Exercise details
Please retype the records below exactly, leaving out any pictures.

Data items
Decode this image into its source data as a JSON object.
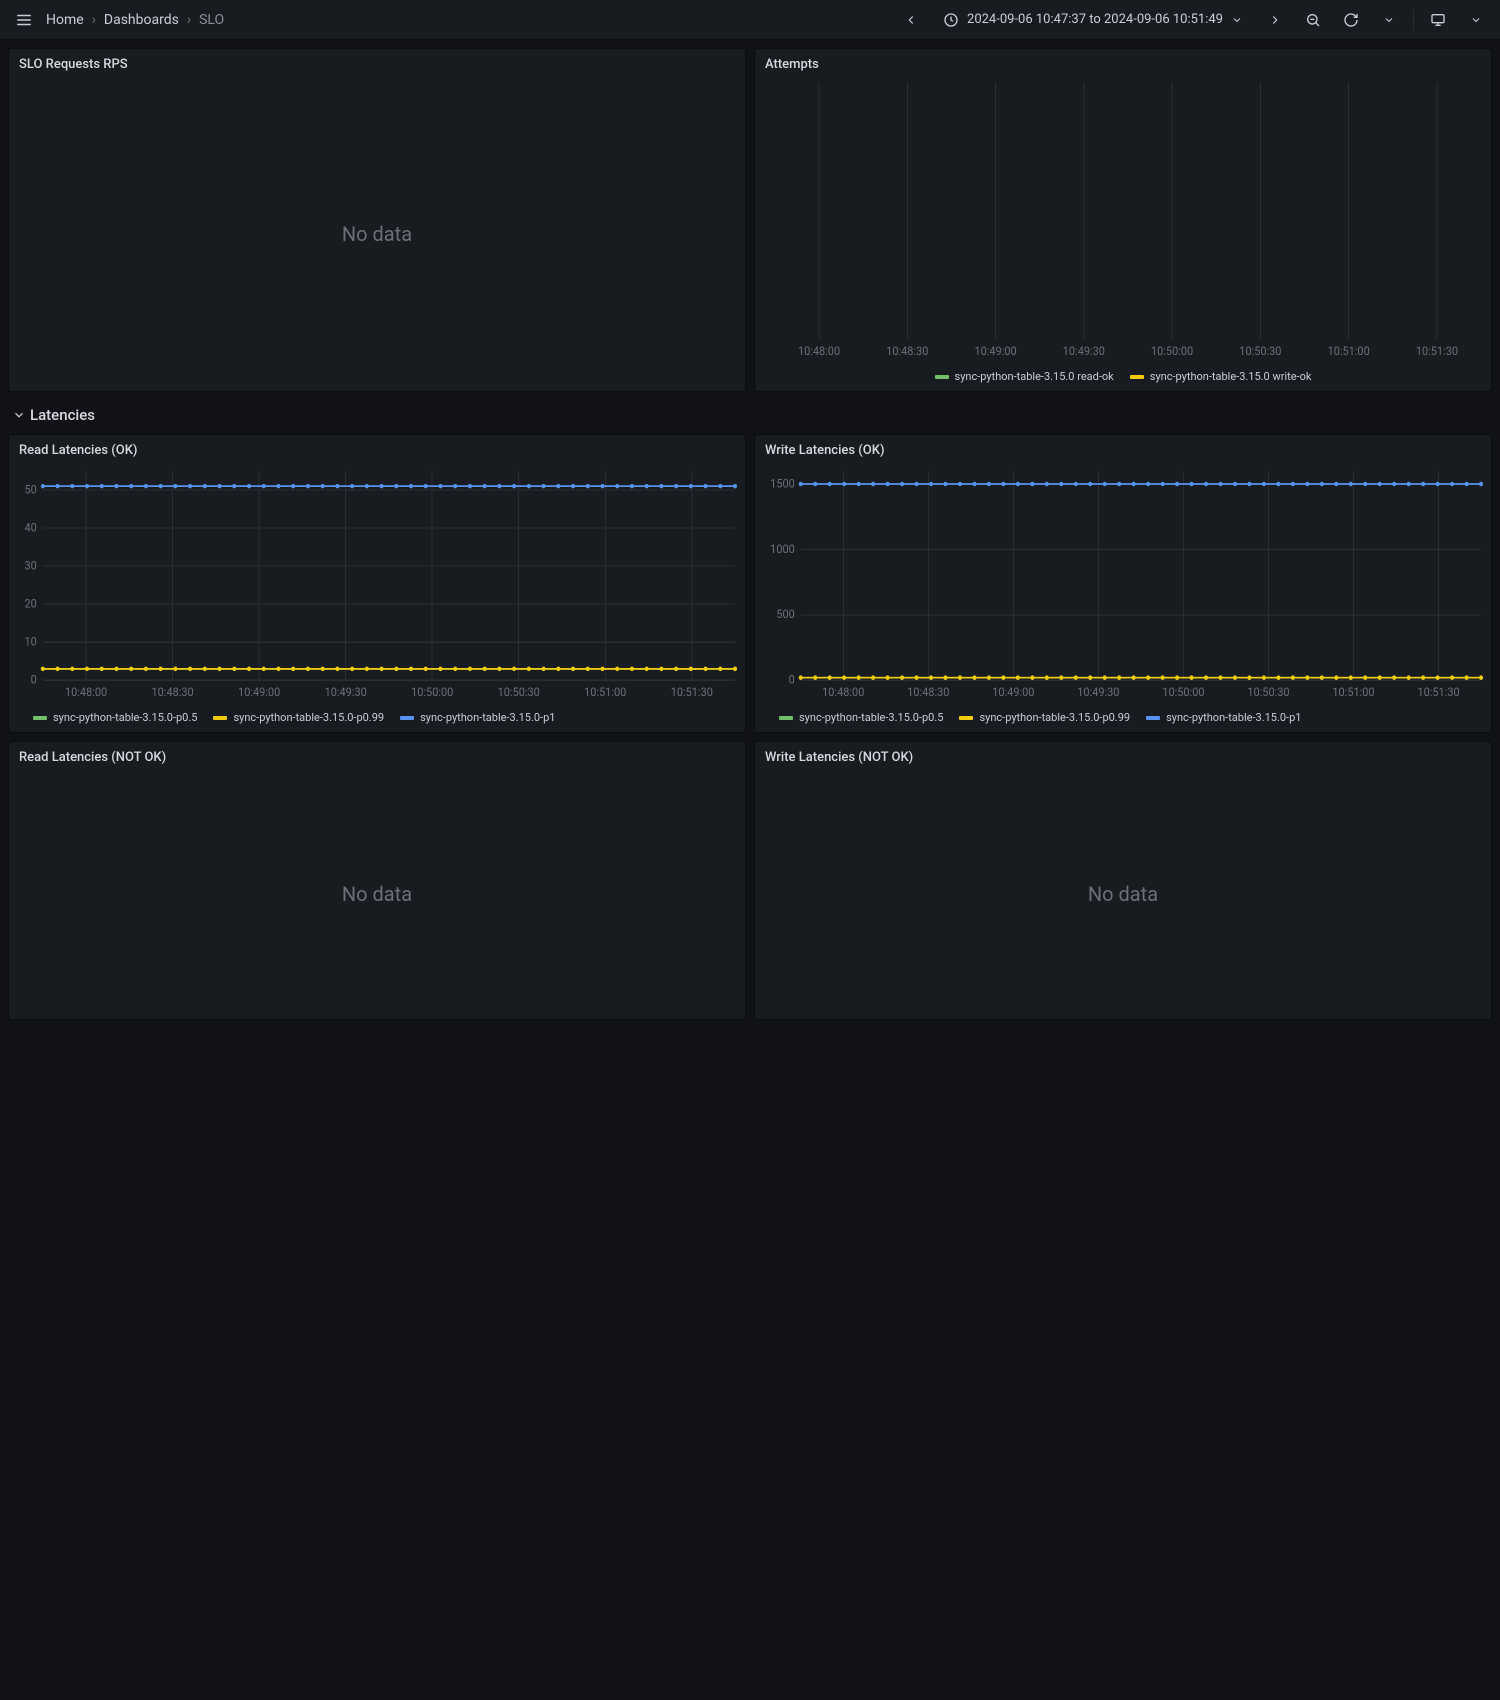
{
  "breadcrumbs": {
    "home": "Home",
    "dashboards": "Dashboards",
    "current": "SLO"
  },
  "time_range": "2024-09-06 10:47:37 to 2024-09-06 10:51:49",
  "no_data_label": "No data",
  "row_header": "Latencies",
  "panels": {
    "slo_rps": {
      "title": "SLO Requests RPS"
    },
    "attempts": {
      "title": "Attempts"
    },
    "read_ok": {
      "title": "Read Latencies (OK)"
    },
    "write_ok": {
      "title": "Write Latencies (OK)"
    },
    "read_nok": {
      "title": "Read Latencies (NOT OK)"
    },
    "write_nok": {
      "title": "Write Latencies (NOT OK)"
    }
  },
  "legends": {
    "attempts": [
      {
        "name": "sync-python-table-3.15.0 read-ok",
        "color": "#73bf69"
      },
      {
        "name": "sync-python-table-3.15.0 write-ok",
        "color": "#f2cc0c"
      }
    ],
    "latency": [
      {
        "name": "sync-python-table-3.15.0-p0.5",
        "color": "#73bf69"
      },
      {
        "name": "sync-python-table-3.15.0-p0.99",
        "color": "#f2cc0c"
      },
      {
        "name": "sync-python-table-3.15.0-p1",
        "color": "#5794f2"
      }
    ]
  },
  "x_ticks": [
    "10:48:00",
    "10:48:30",
    "10:49:00",
    "10:49:30",
    "10:50:00",
    "10:50:30",
    "10:51:00",
    "10:51:30"
  ],
  "chart_data": [
    {
      "id": "attempts",
      "type": "line",
      "title": "Attempts",
      "xlabel": "",
      "ylabel": "",
      "x_ticks": [
        "10:48:00",
        "10:48:30",
        "10:49:00",
        "10:49:30",
        "10:50:00",
        "10:50:30",
        "10:51:00",
        "10:51:30"
      ],
      "y_ticks": [],
      "ylim": [
        0,
        1
      ],
      "series": [
        {
          "name": "sync-python-table-3.15.0 read-ok",
          "color": "#73bf69",
          "values": []
        },
        {
          "name": "sync-python-table-3.15.0 write-ok",
          "color": "#f2cc0c",
          "values": []
        }
      ],
      "note": "only x gridlines visible, no data rendered"
    },
    {
      "id": "read_ok",
      "type": "line",
      "title": "Read Latencies (OK)",
      "xlabel": "",
      "ylabel": "",
      "x_ticks": [
        "10:48:00",
        "10:48:30",
        "10:49:00",
        "10:49:30",
        "10:50:00",
        "10:50:30",
        "10:51:00",
        "10:51:30"
      ],
      "y_ticks": [
        0,
        10,
        20,
        30,
        40,
        50
      ],
      "ylim": [
        0,
        55
      ],
      "series": [
        {
          "name": "sync-python-table-3.15.0-p0.5",
          "color": "#73bf69",
          "constant_value": 3
        },
        {
          "name": "sync-python-table-3.15.0-p0.99",
          "color": "#f2cc0c",
          "constant_value": 3
        },
        {
          "name": "sync-python-table-3.15.0-p1",
          "color": "#5794f2",
          "constant_value": 51
        }
      ]
    },
    {
      "id": "write_ok",
      "type": "line",
      "title": "Write Latencies (OK)",
      "xlabel": "",
      "ylabel": "",
      "x_ticks": [
        "10:48:00",
        "10:48:30",
        "10:49:00",
        "10:49:30",
        "10:50:00",
        "10:50:30",
        "10:51:00",
        "10:51:30"
      ],
      "y_ticks": [
        0,
        500,
        1000,
        1500
      ],
      "ylim": [
        0,
        1600
      ],
      "series": [
        {
          "name": "sync-python-table-3.15.0-p0.5",
          "color": "#73bf69",
          "constant_value": 20
        },
        {
          "name": "sync-python-table-3.15.0-p0.99",
          "color": "#f2cc0c",
          "constant_value": 20
        },
        {
          "name": "sync-python-table-3.15.0-p1",
          "color": "#5794f2",
          "constant_value": 1500
        }
      ]
    },
    {
      "id": "read_nok",
      "type": "line",
      "title": "Read Latencies (NOT OK)",
      "series": [],
      "note": "No data"
    },
    {
      "id": "write_nok",
      "type": "line",
      "title": "Write Latencies (NOT OK)",
      "series": [],
      "note": "No data"
    }
  ]
}
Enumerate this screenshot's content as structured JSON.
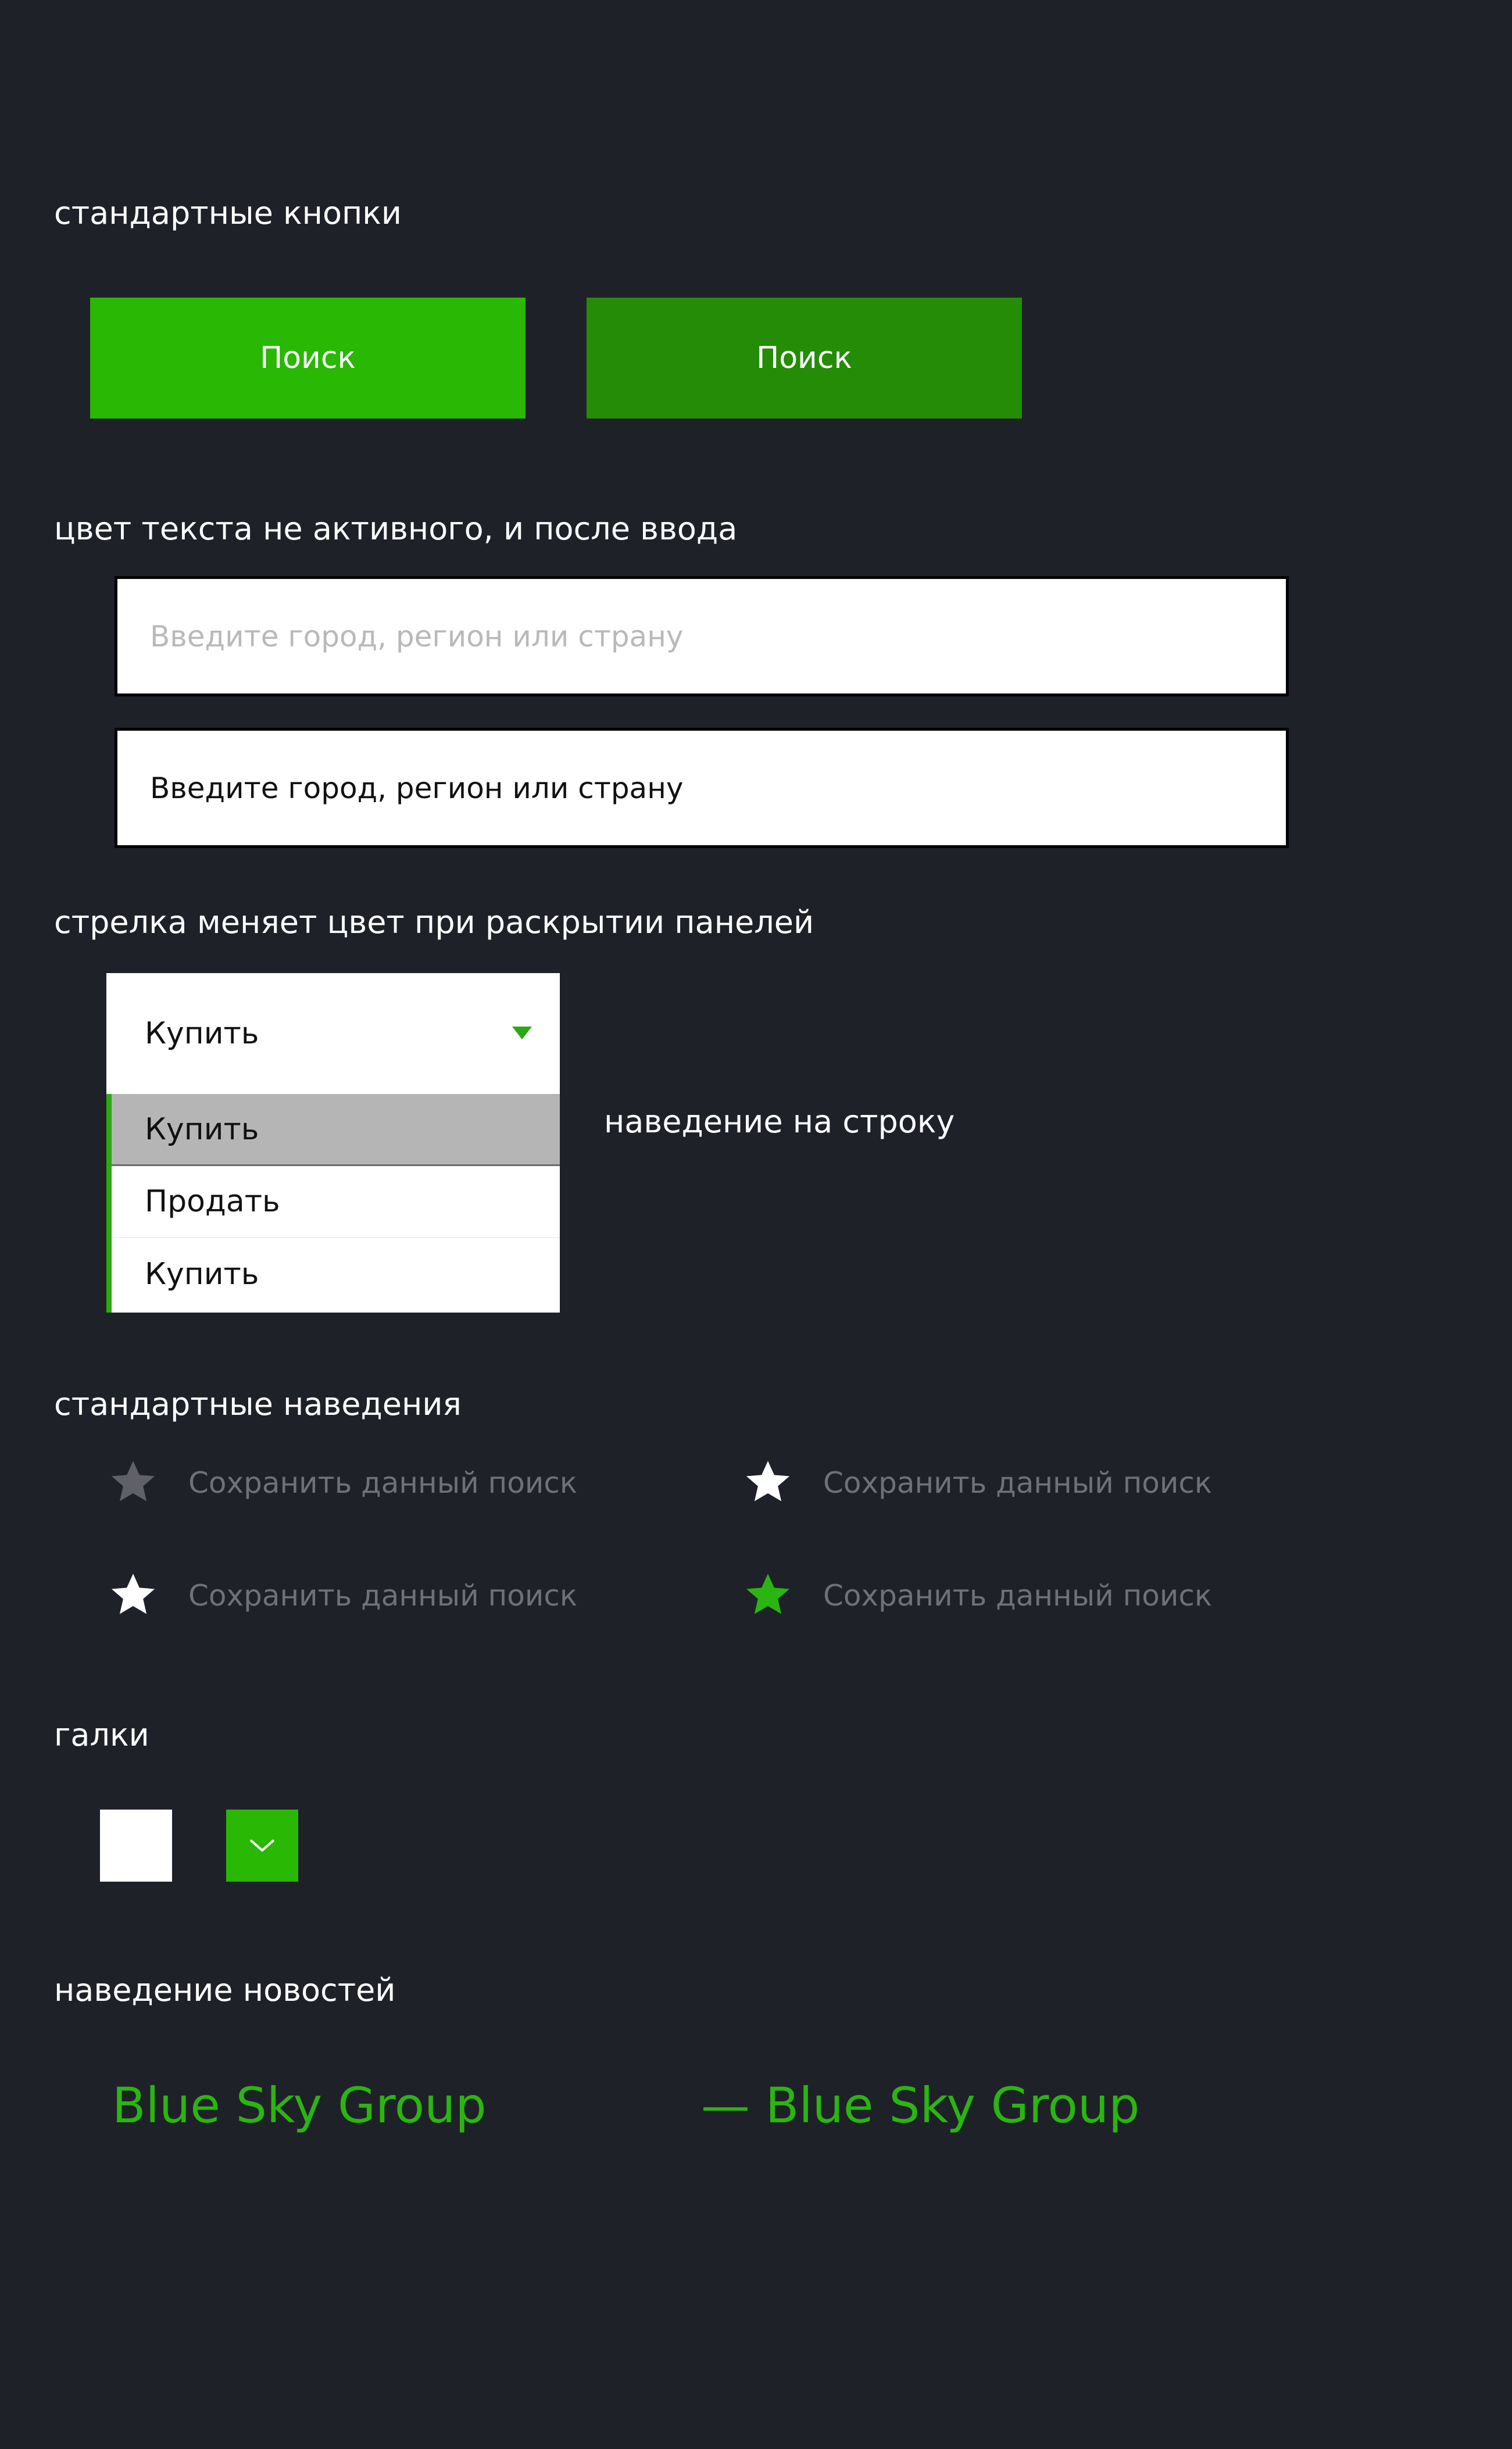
{
  "sections": {
    "buttons": "стандартные кнопки",
    "inputs": "цвет текста не активного, и после ввода",
    "dropdown": "стрелка меняет цвет при раскрытии панелей",
    "hovers": "стандартные наведения",
    "checks": "галки",
    "news": "наведение новостей"
  },
  "buttons": {
    "normal": "Поиск",
    "hover": "Поиск"
  },
  "inputs": {
    "inactive_placeholder": "Введите город, регион или страну",
    "filled_value": "Введите город, регион или страну"
  },
  "dropdown": {
    "selected": "Купить",
    "options": [
      "Купить",
      "Продать",
      "Купить"
    ],
    "hover_note": "наведение на строку"
  },
  "save_items": [
    {
      "label": "Сохранить данный поиск",
      "icon": "star-icon",
      "color": "#5f6166"
    },
    {
      "label": "Сохранить данный поиск",
      "icon": "star-icon",
      "color": "#ffffff"
    },
    {
      "label": "Сохранить данный поиск",
      "icon": "star-icon",
      "color": "#ffffff"
    },
    {
      "label": "Сохранить данный поиск",
      "icon": "star-icon",
      "color": "#2bb510"
    }
  ],
  "news": {
    "normal": "Blue Sky Group",
    "hover": "— Blue Sky Group"
  },
  "colors": {
    "background": "#1f2129",
    "accent": "#29b804",
    "accent_dark": "#248c07",
    "link": "#2bb510"
  }
}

The completed task
Decode this image into its source data as a JSON object.
{
  "breadcrumbs": {
    "home": "Home",
    "dashboards": "Dashboards",
    "current": "SLO"
  },
  "time_range": "2024-09-06 10:47:37 to 2024-09-06 10:51:49",
  "no_data_label": "No data",
  "row_header": "Latencies",
  "panels": {
    "slo_rps": {
      "title": "SLO Requests RPS"
    },
    "attempts": {
      "title": "Attempts"
    },
    "read_ok": {
      "title": "Read Latencies (OK)"
    },
    "write_ok": {
      "title": "Write Latencies (OK)"
    },
    "read_nok": {
      "title": "Read Latencies (NOT OK)"
    },
    "write_nok": {
      "title": "Write Latencies (NOT OK)"
    }
  },
  "legends": {
    "attempts": [
      {
        "name": "sync-python-table-3.15.0 read-ok",
        "color": "#73bf69"
      },
      {
        "name": "sync-python-table-3.15.0 write-ok",
        "color": "#f2cc0c"
      }
    ],
    "latency": [
      {
        "name": "sync-python-table-3.15.0-p0.5",
        "color": "#73bf69"
      },
      {
        "name": "sync-python-table-3.15.0-p0.99",
        "color": "#f2cc0c"
      },
      {
        "name": "sync-python-table-3.15.0-p1",
        "color": "#5794f2"
      }
    ]
  },
  "x_ticks": [
    "10:48:00",
    "10:48:30",
    "10:49:00",
    "10:49:30",
    "10:50:00",
    "10:50:30",
    "10:51:00",
    "10:51:30"
  ],
  "chart_data": [
    {
      "id": "attempts",
      "type": "line",
      "title": "Attempts",
      "xlabel": "",
      "ylabel": "",
      "x_ticks": [
        "10:48:00",
        "10:48:30",
        "10:49:00",
        "10:49:30",
        "10:50:00",
        "10:50:30",
        "10:51:00",
        "10:51:30"
      ],
      "y_ticks": [],
      "ylim": [
        0,
        1
      ],
      "series": [
        {
          "name": "sync-python-table-3.15.0 read-ok",
          "color": "#73bf69",
          "values": []
        },
        {
          "name": "sync-python-table-3.15.0 write-ok",
          "color": "#f2cc0c",
          "values": []
        }
      ],
      "note": "only x gridlines visible, no data rendered"
    },
    {
      "id": "read_ok",
      "type": "line",
      "title": "Read Latencies (OK)",
      "xlabel": "",
      "ylabel": "",
      "x_ticks": [
        "10:48:00",
        "10:48:30",
        "10:49:00",
        "10:49:30",
        "10:50:00",
        "10:50:30",
        "10:51:00",
        "10:51:30"
      ],
      "y_ticks": [
        0,
        10,
        20,
        30,
        40,
        50
      ],
      "ylim": [
        0,
        55
      ],
      "series": [
        {
          "name": "sync-python-table-3.15.0-p0.5",
          "color": "#73bf69",
          "constant_value": 3
        },
        {
          "name": "sync-python-table-3.15.0-p0.99",
          "color": "#f2cc0c",
          "constant_value": 3
        },
        {
          "name": "sync-python-table-3.15.0-p1",
          "color": "#5794f2",
          "constant_value": 51
        }
      ]
    },
    {
      "id": "write_ok",
      "type": "line",
      "title": "Write Latencies (OK)",
      "xlabel": "",
      "ylabel": "",
      "x_ticks": [
        "10:48:00",
        "10:48:30",
        "10:49:00",
        "10:49:30",
        "10:50:00",
        "10:50:30",
        "10:51:00",
        "10:51:30"
      ],
      "y_ticks": [
        0,
        500,
        1000,
        1500
      ],
      "ylim": [
        0,
        1600
      ],
      "series": [
        {
          "name": "sync-python-table-3.15.0-p0.5",
          "color": "#73bf69",
          "constant_value": 20
        },
        {
          "name": "sync-python-table-3.15.0-p0.99",
          "color": "#f2cc0c",
          "constant_value": 20
        },
        {
          "name": "sync-python-table-3.15.0-p1",
          "color": "#5794f2",
          "constant_value": 1500
        }
      ]
    },
    {
      "id": "read_nok",
      "type": "line",
      "title": "Read Latencies (NOT OK)",
      "series": [],
      "note": "No data"
    },
    {
      "id": "write_nok",
      "type": "line",
      "title": "Write Latencies (NOT OK)",
      "series": [],
      "note": "No data"
    }
  ]
}
Enumerate this screenshot's content as structured JSON.
{
  "sections": {
    "buttons": "стандартные кнопки",
    "inputs": "цвет текста не активного, и после ввода",
    "dropdown": "стрелка меняет цвет при раскрытии панелей",
    "hovers": "стандартные наведения",
    "checks": "галки",
    "news": "наведение новостей"
  },
  "buttons": {
    "normal": "Поиск",
    "hover": "Поиск"
  },
  "inputs": {
    "inactive_placeholder": "Введите город, регион или страну",
    "filled_value": "Введите город, регион или страну"
  },
  "dropdown": {
    "selected": "Купить",
    "options": [
      "Купить",
      "Продать",
      "Купить"
    ],
    "hover_note": "наведение на строку"
  },
  "save_items": [
    {
      "label": "Сохранить данный поиск",
      "icon": "star-icon",
      "color": "#5f6166"
    },
    {
      "label": "Сохранить данный поиск",
      "icon": "star-icon",
      "color": "#ffffff"
    },
    {
      "label": "Сохранить данный поиск",
      "icon": "star-icon",
      "color": "#ffffff"
    },
    {
      "label": "Сохранить данный поиск",
      "icon": "star-icon",
      "color": "#2bb510"
    }
  ],
  "news": {
    "normal": "Blue Sky Group",
    "hover": "— Blue Sky Group"
  },
  "colors": {
    "background": "#1f2129",
    "accent": "#29b804",
    "accent_dark": "#248c07",
    "link": "#2bb510"
  }
}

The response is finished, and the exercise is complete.